PROBLEM DESCRIPTION
Turn the entries, from the first line through the line containing "paragraph-4: الى أن", into a Markdown table with the columns Row and Entry line, numbering each line and skipping any blank ones.

## BEGIN DATASET ROWS

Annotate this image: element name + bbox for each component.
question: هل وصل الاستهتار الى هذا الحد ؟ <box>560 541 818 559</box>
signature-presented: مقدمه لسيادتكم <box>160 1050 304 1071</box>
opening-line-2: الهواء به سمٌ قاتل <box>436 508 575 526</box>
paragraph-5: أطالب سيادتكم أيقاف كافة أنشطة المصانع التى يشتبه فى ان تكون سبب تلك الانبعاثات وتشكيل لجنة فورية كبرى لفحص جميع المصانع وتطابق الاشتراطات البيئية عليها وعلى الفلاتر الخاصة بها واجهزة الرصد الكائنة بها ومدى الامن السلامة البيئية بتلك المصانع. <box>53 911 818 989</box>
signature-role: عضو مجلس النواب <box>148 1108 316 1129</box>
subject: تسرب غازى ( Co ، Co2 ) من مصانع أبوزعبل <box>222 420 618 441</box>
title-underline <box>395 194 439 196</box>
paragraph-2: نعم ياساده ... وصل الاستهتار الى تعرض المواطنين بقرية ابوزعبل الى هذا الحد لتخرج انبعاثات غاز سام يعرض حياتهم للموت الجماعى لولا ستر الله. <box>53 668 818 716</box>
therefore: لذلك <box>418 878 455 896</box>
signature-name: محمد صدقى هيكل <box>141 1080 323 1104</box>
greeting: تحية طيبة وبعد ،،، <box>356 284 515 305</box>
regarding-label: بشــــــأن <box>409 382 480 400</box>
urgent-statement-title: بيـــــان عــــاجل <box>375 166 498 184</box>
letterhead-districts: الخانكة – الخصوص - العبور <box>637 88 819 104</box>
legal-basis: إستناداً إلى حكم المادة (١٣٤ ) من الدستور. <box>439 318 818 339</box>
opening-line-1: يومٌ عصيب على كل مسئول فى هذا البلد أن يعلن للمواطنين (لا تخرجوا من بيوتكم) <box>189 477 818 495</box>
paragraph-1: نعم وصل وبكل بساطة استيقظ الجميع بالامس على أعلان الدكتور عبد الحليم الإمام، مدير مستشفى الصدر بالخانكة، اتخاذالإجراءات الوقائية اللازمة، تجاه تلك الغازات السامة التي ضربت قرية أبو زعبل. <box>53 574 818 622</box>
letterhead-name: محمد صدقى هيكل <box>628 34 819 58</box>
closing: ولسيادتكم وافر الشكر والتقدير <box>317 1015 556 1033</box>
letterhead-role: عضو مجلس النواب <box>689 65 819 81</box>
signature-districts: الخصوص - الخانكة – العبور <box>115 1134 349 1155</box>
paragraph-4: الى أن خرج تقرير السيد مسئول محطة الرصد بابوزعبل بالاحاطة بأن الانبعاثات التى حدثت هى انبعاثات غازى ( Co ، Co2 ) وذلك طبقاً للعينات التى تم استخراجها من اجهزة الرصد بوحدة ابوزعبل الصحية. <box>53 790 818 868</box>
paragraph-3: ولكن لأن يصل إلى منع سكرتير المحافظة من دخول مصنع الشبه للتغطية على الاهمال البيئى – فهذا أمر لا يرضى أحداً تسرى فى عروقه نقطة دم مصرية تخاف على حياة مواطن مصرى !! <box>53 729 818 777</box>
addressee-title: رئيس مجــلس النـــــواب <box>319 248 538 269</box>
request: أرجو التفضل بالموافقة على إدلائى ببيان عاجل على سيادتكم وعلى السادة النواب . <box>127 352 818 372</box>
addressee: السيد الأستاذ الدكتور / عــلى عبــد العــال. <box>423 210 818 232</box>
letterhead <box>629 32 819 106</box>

## END DATASET ROWS

EXERCISE RESULT
| Row | Entry line |
|---|---|
| 1 | Annotate this image: element name + bbox for each component. |
| 2 | question: هل وصل الاستهتار الى هذا الحد ؟ <box>560 541 818 559</box> |
| 3 | signature-presented: مقدمه لسيادتكم <box>160 1050 304 1071</box> |
| 4 | opening-line-2: الهواء به سمٌ قاتل <box>436 508 575 526</box> |
| 5 | paragraph-5: أطالب سيادتكم أيقاف كافة أنشطة المصانع التى يشتبه فى ان تكون سبب تلك الانبعاثات وتشكيل لجنة فورية كبرى لفحص جميع المصانع وتطابق الاشتراطات البيئية عليها وعلى الفلاتر الخاصة بها واجهزة الرصد الكائنة بها ومدى الامن السلامة البيئية بتلك المصانع. <box>53 911 818 989</box> |
| 6 | signature-role: عضو مجلس النواب <box>148 1108 316 1129</box> |
| 7 | subject: تسرب غازى ( Co ، Co2 ) من مصانع أبوزعبل <box>222 420 618 441</box> |
| 8 | title-underline <box>395 194 439 196</box> |
| 9 | paragraph-2: نعم ياساده ... وصل الاستهتار الى تعرض المواطنين بقرية ابوزعبل الى هذا الحد لتخرج انبعاثات غاز سام يعرض حياتهم للموت الجماعى لولا ستر الله. <box>53 668 818 716</box> |
| 10 | therefore: لذلك <box>418 878 455 896</box> |
| 11 | signature-name: محمد صدقى هيكل <box>141 1080 323 1104</box> |
| 12 | greeting: تحية طيبة وبعد ،،، <box>356 284 515 305</box> |
| 13 | regarding-label: بشــــــأن <box>409 382 480 400</box> |
| 14 | urgent-statement-title: بيـــــان عــــاجل <box>375 166 498 184</box> |
| 15 | letterhead-districts: الخانكة – الخصوص - العبور <box>637 88 819 104</box> |
| 16 | legal-basis: إستناداً إلى حكم المادة (١٣٤ ) من الدستور. <box>439 318 818 339</box> |
| 17 | opening-line-1: يومٌ عصيب على كل مسئول فى هذا البلد أن يعلن للمواطنين (لا تخرجوا من بيوتكم) <box>189 477 818 495</box> |
| 18 | paragraph-1: نعم وصل وبكل بساطة استيقظ الجميع بالامس على أعلان الدكتور عبد الحليم الإمام، مدير مستشفى الصدر بالخانكة، اتخاذالإجراءات الوقائية اللازمة، تجاه تلك الغازات السامة التي ضربت قرية أبو زعبل. <box>53 574 818 622</box> |
| 19 | letterhead-name: محمد صدقى هيكل <box>628 34 819 58</box> |
| 20 | closing: ولسيادتكم وافر الشكر والتقدير <box>317 1015 556 1033</box> |
| 21 | letterhead-role: عضو مجلس النواب <box>689 65 819 81</box> |
| 22 | signature-districts: الخصوص - الخانكة – العبور <box>115 1134 349 1155</box> |
| 23 | paragraph-4: الى أن خرج تقرير السيد مسئول محطة الرصد بابوزعبل بالاحاطة بأن الانبعاثات التى حدثت هى انبعاثات غازى ( Co ، Co2 ) وذلك طبقاً للعينات التى تم استخراجها من اجهزة الرصد بوحدة ابوزعبل الصحية. <box>53 790 818 868</box> |